Entries taken from a collection
━━━━━━━━━━━━━━━━

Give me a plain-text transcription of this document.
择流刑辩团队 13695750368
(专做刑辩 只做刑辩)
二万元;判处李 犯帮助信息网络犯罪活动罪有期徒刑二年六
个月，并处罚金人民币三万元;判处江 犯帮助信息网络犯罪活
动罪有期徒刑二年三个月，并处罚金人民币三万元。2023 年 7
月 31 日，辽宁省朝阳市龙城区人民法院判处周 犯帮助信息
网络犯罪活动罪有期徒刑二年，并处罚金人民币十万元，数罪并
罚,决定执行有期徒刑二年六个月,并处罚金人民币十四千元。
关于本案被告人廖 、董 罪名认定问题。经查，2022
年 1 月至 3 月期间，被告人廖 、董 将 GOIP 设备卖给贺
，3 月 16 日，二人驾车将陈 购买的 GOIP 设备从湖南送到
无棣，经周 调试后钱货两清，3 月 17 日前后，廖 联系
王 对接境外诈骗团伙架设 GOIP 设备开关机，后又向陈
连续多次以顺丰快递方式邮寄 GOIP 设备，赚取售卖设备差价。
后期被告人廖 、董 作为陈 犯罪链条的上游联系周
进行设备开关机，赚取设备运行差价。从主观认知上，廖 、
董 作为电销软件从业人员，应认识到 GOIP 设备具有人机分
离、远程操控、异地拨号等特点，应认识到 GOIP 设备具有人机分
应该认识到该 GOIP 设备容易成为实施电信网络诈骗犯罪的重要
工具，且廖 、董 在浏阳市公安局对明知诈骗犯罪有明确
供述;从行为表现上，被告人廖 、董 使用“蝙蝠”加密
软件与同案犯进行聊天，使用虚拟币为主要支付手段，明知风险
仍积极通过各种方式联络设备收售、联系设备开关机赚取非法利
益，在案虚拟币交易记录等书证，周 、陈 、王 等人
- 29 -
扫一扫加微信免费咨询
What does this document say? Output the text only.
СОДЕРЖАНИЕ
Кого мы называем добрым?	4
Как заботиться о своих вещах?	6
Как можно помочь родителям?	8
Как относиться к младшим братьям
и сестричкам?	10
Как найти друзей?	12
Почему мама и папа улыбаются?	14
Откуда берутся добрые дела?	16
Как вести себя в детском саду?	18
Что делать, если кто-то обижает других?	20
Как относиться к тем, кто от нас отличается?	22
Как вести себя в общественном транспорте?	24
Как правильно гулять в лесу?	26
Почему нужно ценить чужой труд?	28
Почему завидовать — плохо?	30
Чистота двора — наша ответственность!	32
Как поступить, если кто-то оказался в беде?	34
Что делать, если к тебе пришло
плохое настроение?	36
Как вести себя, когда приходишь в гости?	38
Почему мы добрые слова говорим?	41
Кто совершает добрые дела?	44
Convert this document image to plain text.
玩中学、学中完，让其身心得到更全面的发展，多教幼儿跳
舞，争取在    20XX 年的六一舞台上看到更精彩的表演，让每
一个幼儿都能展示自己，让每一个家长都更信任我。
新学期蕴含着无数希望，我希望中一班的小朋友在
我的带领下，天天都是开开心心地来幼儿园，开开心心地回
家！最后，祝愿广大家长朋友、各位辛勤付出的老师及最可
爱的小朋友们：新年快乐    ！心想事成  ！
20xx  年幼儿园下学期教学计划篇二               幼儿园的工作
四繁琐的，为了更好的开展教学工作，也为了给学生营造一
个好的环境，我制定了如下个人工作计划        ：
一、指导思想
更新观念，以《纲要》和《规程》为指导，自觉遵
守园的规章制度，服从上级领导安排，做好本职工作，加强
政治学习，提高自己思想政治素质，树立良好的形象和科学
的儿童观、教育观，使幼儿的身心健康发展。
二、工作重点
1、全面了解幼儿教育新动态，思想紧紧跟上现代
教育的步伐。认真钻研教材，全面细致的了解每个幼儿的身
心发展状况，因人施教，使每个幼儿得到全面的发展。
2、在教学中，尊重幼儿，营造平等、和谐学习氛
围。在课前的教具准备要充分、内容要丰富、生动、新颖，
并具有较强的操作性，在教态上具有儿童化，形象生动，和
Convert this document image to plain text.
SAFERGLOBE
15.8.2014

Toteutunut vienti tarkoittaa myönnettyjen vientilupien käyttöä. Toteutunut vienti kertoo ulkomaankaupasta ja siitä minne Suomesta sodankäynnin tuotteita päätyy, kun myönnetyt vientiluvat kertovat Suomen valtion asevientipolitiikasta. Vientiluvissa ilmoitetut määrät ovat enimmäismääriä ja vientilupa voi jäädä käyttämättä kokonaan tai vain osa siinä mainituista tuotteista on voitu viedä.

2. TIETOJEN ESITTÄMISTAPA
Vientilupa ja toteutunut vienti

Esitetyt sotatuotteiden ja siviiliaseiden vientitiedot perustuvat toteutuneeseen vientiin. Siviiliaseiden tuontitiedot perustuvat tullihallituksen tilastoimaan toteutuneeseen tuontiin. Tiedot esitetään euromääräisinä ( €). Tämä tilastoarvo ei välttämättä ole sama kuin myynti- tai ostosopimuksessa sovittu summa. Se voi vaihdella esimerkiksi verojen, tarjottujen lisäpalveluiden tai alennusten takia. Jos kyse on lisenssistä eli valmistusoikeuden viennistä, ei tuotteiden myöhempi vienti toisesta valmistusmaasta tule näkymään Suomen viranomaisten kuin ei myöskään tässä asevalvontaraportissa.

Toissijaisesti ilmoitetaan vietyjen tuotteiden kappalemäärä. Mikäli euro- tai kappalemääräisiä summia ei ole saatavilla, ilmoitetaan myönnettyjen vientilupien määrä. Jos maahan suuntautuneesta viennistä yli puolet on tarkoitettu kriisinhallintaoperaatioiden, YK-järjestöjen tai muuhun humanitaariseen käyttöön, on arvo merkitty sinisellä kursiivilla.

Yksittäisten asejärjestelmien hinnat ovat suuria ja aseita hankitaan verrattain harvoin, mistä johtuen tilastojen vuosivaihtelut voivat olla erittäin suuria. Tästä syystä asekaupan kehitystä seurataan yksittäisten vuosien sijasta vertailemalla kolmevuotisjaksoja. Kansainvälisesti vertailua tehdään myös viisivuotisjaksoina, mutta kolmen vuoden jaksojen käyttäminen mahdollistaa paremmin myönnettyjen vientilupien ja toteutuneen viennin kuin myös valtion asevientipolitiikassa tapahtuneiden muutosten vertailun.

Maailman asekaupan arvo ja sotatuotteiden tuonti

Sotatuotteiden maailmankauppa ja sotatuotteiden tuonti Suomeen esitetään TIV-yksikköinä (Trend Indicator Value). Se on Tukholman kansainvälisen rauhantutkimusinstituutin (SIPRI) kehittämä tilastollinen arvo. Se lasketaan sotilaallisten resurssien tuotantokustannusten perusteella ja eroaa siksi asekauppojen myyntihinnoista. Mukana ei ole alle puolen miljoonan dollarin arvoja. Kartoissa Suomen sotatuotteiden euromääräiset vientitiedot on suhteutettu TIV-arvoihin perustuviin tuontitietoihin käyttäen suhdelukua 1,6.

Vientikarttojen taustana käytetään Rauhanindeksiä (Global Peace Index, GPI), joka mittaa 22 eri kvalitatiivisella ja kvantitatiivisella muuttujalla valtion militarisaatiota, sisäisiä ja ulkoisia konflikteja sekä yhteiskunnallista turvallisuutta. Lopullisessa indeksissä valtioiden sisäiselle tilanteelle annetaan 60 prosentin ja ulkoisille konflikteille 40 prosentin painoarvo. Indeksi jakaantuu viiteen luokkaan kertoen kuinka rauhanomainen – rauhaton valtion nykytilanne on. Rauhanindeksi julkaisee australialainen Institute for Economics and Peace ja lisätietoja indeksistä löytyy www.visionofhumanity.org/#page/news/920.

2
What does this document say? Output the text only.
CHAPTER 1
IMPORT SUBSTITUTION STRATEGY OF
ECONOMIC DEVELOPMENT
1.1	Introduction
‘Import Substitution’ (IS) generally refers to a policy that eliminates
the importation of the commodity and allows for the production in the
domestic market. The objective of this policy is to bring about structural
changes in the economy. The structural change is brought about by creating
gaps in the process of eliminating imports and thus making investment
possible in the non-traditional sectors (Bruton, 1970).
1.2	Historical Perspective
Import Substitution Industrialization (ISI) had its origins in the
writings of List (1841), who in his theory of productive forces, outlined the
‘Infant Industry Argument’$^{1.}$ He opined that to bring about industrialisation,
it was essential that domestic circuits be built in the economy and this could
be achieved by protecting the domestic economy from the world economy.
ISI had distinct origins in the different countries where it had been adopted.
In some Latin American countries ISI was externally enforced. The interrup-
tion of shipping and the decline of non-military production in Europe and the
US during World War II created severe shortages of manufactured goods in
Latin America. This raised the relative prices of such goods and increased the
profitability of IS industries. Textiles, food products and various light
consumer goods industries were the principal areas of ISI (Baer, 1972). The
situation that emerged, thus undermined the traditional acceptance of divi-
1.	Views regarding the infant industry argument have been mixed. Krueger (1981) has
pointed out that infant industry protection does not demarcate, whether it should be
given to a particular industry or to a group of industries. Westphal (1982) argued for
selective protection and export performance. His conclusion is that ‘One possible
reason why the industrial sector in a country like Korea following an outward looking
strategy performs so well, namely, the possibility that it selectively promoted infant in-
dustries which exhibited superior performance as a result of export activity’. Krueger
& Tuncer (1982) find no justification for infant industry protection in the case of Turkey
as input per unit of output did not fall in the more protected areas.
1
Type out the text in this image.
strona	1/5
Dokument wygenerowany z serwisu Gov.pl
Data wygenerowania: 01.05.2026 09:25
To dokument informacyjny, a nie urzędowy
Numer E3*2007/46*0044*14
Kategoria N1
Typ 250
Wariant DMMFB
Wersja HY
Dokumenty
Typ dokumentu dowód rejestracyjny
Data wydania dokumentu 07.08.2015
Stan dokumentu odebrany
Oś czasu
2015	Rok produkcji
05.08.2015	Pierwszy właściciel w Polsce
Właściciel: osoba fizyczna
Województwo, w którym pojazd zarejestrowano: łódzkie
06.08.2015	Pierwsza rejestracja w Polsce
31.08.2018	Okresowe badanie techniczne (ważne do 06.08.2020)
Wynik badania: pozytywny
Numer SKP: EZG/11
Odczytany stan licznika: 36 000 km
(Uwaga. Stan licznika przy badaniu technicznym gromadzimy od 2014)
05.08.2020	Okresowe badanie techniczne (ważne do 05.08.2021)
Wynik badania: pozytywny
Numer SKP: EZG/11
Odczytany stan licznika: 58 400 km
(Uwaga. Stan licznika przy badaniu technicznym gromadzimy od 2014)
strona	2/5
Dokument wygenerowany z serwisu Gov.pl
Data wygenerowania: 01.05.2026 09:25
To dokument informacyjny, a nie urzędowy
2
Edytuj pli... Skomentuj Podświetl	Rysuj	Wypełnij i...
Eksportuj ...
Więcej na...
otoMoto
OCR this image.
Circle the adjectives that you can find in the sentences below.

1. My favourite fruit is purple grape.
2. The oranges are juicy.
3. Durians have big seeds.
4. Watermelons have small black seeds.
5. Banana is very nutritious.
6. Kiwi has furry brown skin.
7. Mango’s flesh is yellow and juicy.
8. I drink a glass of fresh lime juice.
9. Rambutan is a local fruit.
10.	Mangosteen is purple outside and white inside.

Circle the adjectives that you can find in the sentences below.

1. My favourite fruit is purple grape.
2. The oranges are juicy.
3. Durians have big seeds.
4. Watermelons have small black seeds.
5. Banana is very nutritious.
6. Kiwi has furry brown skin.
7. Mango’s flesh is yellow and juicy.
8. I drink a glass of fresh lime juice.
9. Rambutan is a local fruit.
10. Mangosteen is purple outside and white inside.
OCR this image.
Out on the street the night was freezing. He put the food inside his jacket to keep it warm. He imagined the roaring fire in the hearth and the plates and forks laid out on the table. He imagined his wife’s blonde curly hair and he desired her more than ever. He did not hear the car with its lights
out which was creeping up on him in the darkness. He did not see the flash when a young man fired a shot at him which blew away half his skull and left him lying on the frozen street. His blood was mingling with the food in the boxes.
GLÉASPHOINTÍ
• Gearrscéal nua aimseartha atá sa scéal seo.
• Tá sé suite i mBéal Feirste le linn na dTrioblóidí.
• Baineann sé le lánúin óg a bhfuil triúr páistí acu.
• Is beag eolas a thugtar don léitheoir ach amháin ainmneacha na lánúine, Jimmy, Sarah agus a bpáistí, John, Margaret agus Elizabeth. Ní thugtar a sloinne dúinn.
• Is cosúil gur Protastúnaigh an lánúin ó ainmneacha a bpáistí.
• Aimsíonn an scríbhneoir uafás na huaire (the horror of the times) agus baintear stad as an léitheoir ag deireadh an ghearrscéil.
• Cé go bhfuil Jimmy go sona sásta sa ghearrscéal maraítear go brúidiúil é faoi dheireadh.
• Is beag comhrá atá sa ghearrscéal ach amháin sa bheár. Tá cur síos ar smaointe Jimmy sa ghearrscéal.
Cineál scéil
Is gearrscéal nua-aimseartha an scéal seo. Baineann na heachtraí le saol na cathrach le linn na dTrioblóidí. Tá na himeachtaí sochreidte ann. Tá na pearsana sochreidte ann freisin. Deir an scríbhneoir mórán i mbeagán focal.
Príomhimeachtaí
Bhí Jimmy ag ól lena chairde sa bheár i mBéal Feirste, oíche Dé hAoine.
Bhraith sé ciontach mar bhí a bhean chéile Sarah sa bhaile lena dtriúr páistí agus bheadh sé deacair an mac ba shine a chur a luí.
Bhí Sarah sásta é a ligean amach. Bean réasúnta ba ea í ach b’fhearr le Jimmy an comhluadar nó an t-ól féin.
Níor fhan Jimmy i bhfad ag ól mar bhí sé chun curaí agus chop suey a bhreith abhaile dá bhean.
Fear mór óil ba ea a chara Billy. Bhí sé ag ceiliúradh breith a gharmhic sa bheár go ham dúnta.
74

━━━━━━━━━━━━━━━━

Say how many lines in the listing above include "mBéal". Give nothing but the number.

2